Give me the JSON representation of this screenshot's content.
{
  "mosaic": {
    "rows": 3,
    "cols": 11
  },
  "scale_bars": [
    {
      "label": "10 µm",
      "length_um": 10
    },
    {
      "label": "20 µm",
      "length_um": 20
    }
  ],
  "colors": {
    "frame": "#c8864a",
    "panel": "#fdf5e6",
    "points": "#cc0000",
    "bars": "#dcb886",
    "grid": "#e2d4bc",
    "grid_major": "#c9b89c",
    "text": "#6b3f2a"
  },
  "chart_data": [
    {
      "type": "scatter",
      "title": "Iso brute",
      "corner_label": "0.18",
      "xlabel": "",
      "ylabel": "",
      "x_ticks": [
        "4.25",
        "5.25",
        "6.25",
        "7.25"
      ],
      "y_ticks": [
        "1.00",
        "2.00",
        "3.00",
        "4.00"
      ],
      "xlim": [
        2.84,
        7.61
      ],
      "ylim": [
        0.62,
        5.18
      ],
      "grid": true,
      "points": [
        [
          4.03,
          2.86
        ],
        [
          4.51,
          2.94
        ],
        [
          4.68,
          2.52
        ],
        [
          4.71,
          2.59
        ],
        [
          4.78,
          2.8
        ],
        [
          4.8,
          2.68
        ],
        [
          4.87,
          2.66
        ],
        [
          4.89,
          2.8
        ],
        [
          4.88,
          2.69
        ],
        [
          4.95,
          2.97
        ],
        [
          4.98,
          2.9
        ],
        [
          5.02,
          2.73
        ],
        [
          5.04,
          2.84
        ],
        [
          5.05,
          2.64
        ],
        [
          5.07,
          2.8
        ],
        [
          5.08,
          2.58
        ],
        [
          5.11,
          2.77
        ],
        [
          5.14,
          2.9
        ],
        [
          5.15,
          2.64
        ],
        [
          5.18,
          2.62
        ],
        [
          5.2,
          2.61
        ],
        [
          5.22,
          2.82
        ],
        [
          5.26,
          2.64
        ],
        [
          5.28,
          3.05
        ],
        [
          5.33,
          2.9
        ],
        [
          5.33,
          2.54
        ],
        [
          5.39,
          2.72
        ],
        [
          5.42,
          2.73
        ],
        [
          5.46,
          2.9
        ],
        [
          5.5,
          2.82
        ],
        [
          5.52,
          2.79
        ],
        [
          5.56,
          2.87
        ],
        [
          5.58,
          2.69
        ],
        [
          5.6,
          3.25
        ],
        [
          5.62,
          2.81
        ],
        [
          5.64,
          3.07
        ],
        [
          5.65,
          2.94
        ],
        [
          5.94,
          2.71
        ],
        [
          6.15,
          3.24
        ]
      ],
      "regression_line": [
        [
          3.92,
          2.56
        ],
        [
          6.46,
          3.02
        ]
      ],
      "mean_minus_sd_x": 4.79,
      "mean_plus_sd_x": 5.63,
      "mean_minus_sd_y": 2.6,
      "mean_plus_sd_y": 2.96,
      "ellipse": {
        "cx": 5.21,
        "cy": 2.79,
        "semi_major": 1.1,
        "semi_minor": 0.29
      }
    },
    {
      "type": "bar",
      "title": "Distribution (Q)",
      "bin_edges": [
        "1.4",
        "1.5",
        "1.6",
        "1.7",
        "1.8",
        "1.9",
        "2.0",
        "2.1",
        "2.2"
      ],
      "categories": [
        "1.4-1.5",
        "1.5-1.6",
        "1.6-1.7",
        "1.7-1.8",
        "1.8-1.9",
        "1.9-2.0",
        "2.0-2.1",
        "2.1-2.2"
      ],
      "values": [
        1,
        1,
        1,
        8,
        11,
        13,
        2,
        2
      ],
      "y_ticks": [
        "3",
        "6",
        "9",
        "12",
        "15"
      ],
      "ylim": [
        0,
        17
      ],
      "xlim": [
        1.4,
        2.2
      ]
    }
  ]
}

--

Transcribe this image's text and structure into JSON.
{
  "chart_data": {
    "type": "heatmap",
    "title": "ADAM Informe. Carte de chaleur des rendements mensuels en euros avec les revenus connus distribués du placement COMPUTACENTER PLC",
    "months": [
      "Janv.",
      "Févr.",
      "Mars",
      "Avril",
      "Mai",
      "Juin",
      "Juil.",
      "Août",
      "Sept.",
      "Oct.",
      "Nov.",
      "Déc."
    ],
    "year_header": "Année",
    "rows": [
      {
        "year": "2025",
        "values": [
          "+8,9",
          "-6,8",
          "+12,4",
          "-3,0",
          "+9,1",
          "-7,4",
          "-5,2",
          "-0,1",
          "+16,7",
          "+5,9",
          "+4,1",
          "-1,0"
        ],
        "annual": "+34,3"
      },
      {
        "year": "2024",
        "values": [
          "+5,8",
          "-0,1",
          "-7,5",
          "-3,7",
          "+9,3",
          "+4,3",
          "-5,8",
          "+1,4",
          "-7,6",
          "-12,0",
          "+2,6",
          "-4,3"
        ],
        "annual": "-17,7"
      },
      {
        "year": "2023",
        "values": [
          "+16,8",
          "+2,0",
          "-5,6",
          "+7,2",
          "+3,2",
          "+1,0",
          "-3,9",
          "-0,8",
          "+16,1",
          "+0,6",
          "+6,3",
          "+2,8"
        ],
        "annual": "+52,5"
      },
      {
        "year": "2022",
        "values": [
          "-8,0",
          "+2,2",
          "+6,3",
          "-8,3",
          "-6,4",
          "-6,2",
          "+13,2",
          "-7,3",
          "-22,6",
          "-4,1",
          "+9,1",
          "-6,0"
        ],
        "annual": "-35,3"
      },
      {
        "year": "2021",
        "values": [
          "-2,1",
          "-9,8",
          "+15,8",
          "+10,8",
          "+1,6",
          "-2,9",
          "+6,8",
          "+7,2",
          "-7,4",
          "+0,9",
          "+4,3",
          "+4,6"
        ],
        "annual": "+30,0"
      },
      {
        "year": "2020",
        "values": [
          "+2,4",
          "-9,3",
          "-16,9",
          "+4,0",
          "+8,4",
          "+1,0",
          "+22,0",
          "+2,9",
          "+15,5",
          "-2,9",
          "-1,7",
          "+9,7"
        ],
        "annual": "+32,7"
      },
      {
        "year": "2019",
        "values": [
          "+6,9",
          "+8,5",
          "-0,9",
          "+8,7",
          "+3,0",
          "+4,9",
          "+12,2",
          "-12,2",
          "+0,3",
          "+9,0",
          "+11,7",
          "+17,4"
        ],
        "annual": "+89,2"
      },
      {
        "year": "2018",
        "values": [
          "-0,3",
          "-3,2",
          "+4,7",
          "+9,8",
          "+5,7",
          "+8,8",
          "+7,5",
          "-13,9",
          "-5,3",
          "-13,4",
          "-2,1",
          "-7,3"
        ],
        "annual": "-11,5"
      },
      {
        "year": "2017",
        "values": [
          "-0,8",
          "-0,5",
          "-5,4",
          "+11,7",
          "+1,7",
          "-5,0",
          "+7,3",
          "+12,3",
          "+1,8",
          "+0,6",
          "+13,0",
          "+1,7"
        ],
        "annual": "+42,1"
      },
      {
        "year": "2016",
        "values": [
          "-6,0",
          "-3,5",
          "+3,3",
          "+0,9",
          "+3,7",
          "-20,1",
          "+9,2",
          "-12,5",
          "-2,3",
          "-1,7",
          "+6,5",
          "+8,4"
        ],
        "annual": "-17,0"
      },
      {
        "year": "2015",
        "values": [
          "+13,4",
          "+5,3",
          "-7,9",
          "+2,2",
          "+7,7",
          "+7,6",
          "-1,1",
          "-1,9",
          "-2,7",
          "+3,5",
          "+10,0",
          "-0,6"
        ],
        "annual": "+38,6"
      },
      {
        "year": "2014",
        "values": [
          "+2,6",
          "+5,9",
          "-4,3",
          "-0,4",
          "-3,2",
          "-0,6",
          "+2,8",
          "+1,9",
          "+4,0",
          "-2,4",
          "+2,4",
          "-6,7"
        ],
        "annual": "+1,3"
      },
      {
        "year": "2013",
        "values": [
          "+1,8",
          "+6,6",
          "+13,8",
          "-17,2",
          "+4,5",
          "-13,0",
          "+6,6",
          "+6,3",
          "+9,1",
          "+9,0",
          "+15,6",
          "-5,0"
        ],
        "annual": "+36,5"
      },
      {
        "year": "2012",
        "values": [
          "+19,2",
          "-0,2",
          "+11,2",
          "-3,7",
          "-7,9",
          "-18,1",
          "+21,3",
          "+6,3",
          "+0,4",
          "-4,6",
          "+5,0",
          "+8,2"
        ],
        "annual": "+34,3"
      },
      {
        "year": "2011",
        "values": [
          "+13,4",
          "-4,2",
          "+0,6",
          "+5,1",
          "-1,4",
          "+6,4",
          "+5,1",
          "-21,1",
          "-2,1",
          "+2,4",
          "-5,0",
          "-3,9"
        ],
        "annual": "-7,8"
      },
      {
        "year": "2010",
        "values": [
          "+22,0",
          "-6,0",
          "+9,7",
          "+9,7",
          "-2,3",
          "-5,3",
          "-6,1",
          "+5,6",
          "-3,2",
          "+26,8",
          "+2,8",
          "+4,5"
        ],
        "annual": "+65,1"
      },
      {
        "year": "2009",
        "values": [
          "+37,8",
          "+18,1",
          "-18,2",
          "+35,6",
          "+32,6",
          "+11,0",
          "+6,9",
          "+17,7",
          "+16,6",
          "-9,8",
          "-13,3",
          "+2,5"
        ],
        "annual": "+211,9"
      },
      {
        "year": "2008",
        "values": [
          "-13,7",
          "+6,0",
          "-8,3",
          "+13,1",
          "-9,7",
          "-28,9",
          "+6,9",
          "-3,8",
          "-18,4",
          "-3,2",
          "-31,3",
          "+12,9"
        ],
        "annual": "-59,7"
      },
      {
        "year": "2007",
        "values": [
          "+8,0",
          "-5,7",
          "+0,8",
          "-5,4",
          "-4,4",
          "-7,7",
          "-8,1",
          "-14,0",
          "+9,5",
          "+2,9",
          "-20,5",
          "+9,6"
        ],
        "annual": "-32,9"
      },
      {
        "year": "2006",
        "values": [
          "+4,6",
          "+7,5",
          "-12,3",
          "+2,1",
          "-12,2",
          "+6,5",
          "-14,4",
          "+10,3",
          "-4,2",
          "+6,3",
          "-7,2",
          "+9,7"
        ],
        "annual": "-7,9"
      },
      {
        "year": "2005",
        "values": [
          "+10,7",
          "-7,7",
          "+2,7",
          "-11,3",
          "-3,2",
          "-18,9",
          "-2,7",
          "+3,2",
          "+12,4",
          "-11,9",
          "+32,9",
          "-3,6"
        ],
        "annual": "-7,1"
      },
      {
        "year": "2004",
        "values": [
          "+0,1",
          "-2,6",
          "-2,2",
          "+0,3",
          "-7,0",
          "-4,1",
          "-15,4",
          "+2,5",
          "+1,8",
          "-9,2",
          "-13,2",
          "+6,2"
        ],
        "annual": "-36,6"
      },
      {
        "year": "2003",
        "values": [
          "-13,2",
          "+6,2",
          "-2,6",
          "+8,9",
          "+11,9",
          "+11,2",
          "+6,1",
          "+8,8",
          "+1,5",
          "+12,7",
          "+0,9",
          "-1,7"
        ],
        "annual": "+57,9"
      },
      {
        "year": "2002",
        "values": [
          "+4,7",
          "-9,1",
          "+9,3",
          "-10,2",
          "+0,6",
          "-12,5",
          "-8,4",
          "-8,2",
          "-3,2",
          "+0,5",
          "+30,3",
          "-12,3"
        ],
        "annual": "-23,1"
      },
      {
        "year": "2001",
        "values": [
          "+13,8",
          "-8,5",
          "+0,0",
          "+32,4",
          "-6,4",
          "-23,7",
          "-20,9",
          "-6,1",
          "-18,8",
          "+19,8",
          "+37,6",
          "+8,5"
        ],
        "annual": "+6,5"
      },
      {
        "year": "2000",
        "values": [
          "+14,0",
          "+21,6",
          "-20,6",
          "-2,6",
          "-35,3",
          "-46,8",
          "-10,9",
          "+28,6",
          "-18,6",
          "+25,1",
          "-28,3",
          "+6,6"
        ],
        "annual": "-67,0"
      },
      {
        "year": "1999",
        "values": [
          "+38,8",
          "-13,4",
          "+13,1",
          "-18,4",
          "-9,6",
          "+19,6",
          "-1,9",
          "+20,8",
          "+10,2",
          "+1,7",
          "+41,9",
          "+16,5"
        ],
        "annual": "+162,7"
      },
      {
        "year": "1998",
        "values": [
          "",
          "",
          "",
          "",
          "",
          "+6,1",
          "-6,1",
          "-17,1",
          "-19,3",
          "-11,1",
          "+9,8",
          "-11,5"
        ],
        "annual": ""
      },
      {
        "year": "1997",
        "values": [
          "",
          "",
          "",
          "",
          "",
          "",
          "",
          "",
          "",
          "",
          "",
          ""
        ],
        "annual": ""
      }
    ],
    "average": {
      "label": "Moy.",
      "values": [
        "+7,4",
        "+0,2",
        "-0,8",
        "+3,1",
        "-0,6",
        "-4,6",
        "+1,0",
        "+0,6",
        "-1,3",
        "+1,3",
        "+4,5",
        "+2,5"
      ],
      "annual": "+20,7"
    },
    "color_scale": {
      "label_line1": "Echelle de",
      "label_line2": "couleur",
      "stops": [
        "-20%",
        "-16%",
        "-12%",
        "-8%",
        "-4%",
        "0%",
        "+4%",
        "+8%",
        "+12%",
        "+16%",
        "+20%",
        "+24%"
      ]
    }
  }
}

--

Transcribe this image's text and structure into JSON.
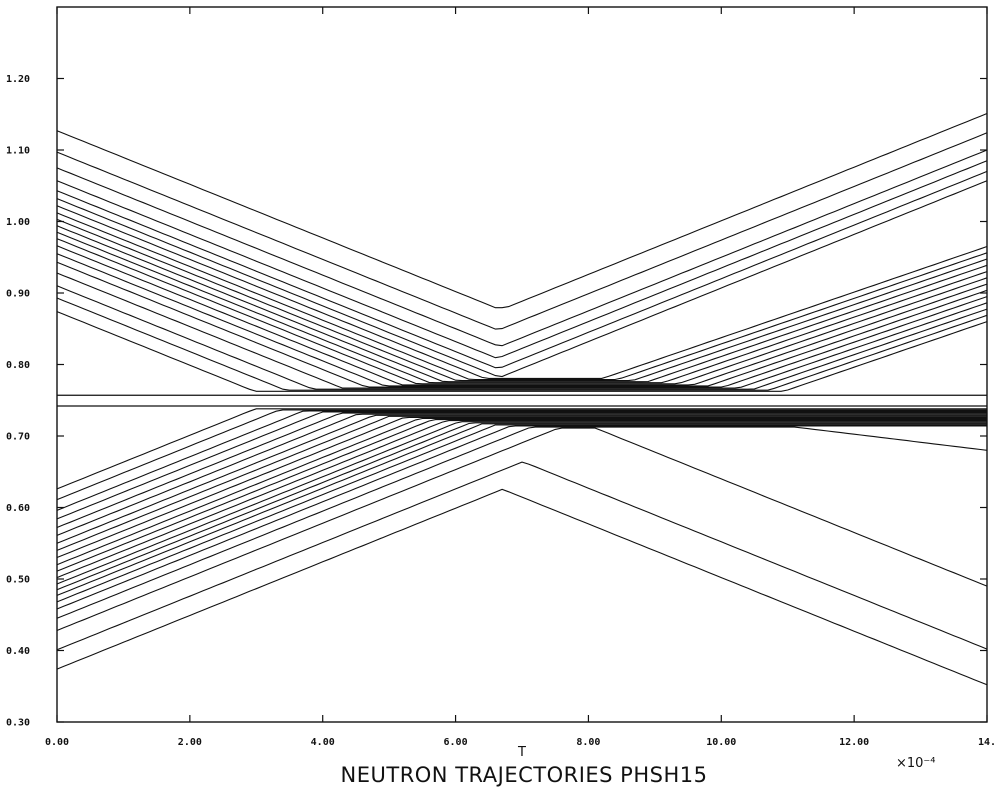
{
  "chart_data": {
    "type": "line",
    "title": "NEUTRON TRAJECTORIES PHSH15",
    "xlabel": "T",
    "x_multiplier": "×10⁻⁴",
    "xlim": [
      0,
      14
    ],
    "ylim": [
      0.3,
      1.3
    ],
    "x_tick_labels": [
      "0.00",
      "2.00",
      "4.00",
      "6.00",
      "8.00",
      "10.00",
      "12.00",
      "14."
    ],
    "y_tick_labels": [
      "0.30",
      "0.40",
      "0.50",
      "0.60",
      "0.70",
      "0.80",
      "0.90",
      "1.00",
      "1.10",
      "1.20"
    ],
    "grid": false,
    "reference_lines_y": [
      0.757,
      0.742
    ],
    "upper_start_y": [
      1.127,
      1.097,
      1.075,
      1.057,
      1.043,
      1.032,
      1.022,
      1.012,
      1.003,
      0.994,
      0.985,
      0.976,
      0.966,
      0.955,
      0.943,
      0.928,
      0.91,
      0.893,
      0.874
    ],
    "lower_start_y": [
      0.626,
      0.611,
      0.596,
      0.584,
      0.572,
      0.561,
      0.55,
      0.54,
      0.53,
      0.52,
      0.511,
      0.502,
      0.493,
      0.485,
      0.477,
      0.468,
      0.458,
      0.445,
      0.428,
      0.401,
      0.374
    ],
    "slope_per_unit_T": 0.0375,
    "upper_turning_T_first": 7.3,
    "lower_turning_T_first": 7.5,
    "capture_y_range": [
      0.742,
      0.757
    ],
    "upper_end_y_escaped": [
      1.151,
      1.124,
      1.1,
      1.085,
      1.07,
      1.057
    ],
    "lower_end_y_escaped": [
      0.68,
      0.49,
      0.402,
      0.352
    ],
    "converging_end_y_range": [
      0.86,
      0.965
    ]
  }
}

● Your goal:
Write down only how many lines in the listing contain the word "title".

● Written reply:
4